Go through the entries below, tally each line with the string "returned", and give the final number by itself.

* [Exercise input]
□ □ □

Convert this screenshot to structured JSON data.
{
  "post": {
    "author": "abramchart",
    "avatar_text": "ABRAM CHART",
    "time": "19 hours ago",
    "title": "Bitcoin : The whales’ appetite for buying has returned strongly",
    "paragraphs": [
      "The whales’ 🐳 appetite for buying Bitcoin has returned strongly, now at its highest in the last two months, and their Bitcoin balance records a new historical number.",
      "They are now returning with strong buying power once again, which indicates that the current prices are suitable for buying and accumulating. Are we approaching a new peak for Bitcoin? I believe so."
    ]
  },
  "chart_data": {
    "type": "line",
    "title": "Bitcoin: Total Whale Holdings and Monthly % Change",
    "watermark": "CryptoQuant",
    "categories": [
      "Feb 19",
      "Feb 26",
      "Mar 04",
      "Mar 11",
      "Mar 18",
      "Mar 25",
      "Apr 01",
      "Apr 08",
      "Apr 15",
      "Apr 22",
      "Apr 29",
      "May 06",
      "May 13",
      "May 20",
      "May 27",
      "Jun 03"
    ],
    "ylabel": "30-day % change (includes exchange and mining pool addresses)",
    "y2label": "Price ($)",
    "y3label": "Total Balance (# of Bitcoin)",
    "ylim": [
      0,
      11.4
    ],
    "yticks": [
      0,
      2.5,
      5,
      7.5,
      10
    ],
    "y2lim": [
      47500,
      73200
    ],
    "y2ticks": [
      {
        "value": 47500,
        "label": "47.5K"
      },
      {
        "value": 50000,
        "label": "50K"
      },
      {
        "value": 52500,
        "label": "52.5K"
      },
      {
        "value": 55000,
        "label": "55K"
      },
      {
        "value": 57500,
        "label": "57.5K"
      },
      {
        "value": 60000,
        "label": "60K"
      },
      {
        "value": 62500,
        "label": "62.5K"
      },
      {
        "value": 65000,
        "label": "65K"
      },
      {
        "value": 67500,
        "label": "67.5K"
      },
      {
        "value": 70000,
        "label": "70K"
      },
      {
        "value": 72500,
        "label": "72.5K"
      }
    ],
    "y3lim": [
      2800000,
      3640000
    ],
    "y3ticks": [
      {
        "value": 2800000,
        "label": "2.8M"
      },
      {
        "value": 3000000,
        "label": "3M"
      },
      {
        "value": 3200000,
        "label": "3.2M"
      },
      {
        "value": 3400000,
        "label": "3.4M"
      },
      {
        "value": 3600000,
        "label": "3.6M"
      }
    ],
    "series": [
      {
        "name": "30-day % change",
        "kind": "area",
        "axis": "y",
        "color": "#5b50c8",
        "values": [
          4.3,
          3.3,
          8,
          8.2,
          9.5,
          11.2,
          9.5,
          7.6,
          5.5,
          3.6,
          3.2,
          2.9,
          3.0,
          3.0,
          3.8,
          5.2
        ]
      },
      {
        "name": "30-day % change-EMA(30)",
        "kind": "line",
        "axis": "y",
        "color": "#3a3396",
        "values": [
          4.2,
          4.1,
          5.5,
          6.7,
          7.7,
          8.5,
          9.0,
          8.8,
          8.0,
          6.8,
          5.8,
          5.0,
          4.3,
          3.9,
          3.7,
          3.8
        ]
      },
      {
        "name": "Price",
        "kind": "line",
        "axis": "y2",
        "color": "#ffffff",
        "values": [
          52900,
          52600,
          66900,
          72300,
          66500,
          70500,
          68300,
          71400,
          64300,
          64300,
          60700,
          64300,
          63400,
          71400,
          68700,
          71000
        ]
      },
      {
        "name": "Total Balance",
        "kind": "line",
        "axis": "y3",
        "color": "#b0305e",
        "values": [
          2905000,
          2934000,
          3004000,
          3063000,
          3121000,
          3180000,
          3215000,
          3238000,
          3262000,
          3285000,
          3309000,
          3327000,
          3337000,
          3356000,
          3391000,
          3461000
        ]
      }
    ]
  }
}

□ □ □

* [Expected output]
2